Texto fornecido:
UMA VOLTA PELA GAMBOA
O entorno da Praça da Harmonia tem atrativos para todos os públicos
1- Mississippi Delta Blues Bar. A primeira casa temática dedicada exclusivamente ao estilo musical no Rio é inspirada nos famosos juke joints americanos, bares de fora do circuito turístico. Rua Pedro Ernesto, 89. Terça, quarta, quinta, sexta e sábado, 18h30 à 1h30. Reservas pelo Instagram @msdeltarj.
2- Muhcab. Com exposições fixas e temporárias, o museu conta a história da região que testemunhou o maior desembarque de africanos escravizados no mundo e de importantes marcos de afirmação negra no Brasil. Rua Pedro Ernesto, 80. Quarta a sábado, 10h às 17h. Grátis.
3- Ateliê Sanitário. Espaço autônomo de formação, trabalho e convivência, gerido coletivamente por um grupo de artistas, curadores e pesquisadores que promovem exposições. Rua Pedro Ernesto, 56. Visitação com agendamento via Instagram @ateliersanitario ou ateliersanitario.residencias@gmail.com
4- Instituto de Pesquisa e Memória Pretos Novos. Criado a partir da descoberta de sítios arqueológicos (cemitérios de escravizados e indígenas) no subsolo do espaço, apresenta mostra permanente em seu museu memorial. Rua Pedro Ernesto, 32-34. Terça a sexta, 10h às 16h; sábado, 10h às 13h. R$ 20,00 (grátis às terças).

Dados registrados:
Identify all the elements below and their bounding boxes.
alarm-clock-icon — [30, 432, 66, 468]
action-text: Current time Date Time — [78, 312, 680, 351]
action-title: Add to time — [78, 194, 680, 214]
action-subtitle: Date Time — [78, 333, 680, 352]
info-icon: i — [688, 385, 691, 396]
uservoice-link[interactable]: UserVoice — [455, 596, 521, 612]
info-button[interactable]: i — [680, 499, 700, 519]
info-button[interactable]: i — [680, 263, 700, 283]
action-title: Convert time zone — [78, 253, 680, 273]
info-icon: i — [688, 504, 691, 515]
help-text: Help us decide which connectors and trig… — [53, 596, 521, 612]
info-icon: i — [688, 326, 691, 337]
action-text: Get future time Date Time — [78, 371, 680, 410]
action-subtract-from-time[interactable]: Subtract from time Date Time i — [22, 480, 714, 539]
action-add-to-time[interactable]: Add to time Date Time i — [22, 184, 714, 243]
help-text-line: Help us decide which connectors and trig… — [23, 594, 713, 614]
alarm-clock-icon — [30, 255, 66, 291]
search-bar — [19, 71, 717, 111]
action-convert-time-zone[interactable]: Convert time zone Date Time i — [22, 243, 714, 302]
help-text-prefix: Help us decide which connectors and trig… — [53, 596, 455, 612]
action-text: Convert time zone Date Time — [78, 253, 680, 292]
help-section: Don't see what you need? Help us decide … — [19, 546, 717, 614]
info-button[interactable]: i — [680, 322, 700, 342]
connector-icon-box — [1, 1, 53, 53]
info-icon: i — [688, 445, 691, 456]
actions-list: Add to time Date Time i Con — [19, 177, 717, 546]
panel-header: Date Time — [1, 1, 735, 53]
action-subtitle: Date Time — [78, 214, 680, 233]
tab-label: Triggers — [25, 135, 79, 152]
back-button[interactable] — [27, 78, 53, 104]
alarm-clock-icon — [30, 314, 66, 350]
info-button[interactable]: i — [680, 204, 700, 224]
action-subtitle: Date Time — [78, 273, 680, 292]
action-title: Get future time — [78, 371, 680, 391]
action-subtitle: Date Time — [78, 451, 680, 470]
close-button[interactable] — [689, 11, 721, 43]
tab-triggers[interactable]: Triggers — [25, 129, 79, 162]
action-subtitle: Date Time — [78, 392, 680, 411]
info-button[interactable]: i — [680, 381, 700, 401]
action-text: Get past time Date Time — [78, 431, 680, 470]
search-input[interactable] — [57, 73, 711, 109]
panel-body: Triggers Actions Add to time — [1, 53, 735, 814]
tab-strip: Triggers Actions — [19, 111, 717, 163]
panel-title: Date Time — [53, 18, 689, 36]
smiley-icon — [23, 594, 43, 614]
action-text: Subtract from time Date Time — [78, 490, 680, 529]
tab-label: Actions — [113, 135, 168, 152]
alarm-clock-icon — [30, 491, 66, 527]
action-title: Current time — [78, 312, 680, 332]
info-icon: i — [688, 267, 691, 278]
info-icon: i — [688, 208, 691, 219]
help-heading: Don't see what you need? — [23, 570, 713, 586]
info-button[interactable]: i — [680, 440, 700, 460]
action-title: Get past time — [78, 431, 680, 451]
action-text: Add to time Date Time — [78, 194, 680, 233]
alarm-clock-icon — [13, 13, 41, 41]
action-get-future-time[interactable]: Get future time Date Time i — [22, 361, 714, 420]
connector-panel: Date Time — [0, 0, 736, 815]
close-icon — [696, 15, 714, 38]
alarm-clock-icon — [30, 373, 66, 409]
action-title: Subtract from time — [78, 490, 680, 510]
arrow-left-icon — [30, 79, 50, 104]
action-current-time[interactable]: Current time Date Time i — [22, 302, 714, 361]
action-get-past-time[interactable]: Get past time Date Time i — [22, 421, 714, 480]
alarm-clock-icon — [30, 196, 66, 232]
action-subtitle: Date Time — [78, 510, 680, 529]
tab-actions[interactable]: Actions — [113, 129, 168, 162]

Conjunto de tarefas:
A - Responda, com base no texto sobre a Gamboa:
(i) Em que número da Rua Pedro Ernesto fica o Muhcab?
(ii) Em que dia da semana a entrada no Instituto de Pesquisa e Memória Pretos Novos é grátis?
(iii) Em que tipo de estabelecimento se inspira o Mississippi Delta Blues Bar?
B - Dê continuidade ao texto sobre a Gamboa a partir do último item apresentado.
Este material é independente do texto sobre a Gamboa.

Respostas do exercício:
A -
(i) No número 80.
(ii) Às terças-feiras.
(iii) Nos famosos juke joints americanos, bares de fora do circuito turístico.

B -
5- Lanchonete, Lanchonete. Associação cultural sem fins lucrativos que tem como missão apoiar o desenvolvimento de crianças, adolescentes e mulheres residentes em ocupações da região com atividades culturais. Rua Pedro Ernesto, 16. Programação no https://www.lanchonetelanchonete.com.
6- Instituto Inclusartiz. Apoia o processo de formação de artistas, por meio de residências, além de exibir exposições. Atualmente está em cartaz a exposição Da Avenida à Harmonia, sobre o Carnaval no Centro do Rio. Rua Sacadura Cabral, 333. Terça a domingo, 11h às 18h. Grátis.
7- Bar Delas. Conhecido pela administração feminista e pela diversidade de público, o espaço tocado por Cristiane de Souza virou fervo na noite carioca, com pagode às quintas e DJ às sextas e aos sábados. Rua Pedro Ernesto, 5. Programação no Instagram @bar_dellas.
8- Galeria Metara. Mudou-se de Ipanema para um prédio de três andares, com molduraria e galeria de mais de 5 000 gravuras e pôsteres. Representa artistas como Rogério Camacho, Susi Sielski Cantarino e Xico Chaves. Rua Sacadura Cabral, 264, ☎ 2537-3854. Segunda a sexta, 9h às 18h.